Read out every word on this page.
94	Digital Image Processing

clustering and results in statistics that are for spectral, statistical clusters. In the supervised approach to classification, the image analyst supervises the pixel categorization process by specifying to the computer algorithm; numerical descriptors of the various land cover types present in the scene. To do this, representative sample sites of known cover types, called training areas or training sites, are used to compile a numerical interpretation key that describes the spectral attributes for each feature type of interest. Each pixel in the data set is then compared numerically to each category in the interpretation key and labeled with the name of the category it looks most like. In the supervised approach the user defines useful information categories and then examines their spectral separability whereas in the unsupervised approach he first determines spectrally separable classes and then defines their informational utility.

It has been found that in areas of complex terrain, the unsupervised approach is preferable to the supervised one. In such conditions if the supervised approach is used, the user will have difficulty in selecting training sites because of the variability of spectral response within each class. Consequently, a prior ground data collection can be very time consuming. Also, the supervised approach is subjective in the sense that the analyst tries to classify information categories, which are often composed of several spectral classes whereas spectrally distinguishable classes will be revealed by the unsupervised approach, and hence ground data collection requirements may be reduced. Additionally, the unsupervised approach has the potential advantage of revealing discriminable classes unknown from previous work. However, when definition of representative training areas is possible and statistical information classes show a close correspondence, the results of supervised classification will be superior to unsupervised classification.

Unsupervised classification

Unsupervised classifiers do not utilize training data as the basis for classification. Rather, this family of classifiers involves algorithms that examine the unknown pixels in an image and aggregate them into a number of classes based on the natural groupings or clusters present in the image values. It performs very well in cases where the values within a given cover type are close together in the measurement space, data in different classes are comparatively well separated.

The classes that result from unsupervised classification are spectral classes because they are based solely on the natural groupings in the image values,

*EXERCISE OBJECTIVE*.
Exactly reproduce the material above.

*EXPECTED ANSWER*.
Read out every word on this page.
94	Digital Image Processing

clustering and results in statistics that are for spectral, statistical clusters. In the supervised approach to classification, the image analyst supervises the pixel categorization process by specifying to the computer algorithm; numerical descriptors of the various land cover types present in the scene. To do this, representative sample sites of known cover types, called training areas or training sites, are used to compile a numerical interpretation key that describes the spectral attributes for each feature type of interest. Each pixel in the data set is then compared numerically to each category in the interpretation key and labeled with the name of the category it looks most like. In the supervised approach the user defines useful information categories and then examines their spectral separability whereas in the unsupervised approach he first determines spectrally separable classes and then defines their informational utility.

It has been found that in areas of complex terrain, the unsupervised approach is preferable to the supervised one. In such conditions if the supervised approach is used, the user will have difficulty in selecting training sites because of the variability of spectral response within each class. Consequently, a prior ground data collection can be very time consuming. Also, the supervised approach is subjective in the sense that the analyst tries to classify information categories, which are often composed of several spectral classes whereas spectrally distinguishable classes will be revealed by the unsupervised approach, and hence ground data collection requirements may be reduced. Additionally, the unsupervised approach has the potential advantage of revealing discriminable classes unknown from previous work. However, when definition of representative training areas is possible and statistical information classes show a close correspondence, the results of supervised classification will be superior to unsupervised classification.

Unsupervised classification

Unsupervised classifiers do not utilize training data as the basis for classification. Rather, this family of classifiers involves algorithms that examine the unknown pixels in an image and aggregate them into a number of classes based on the natural groupings or clusters present in the image values. It performs very well in cases where the values within a given cover type are close together in the measurement space, data in different classes are comparatively well separated.

The classes that result from unsupervised classification are spectral classes because they are based solely on the natural groupings in the image values,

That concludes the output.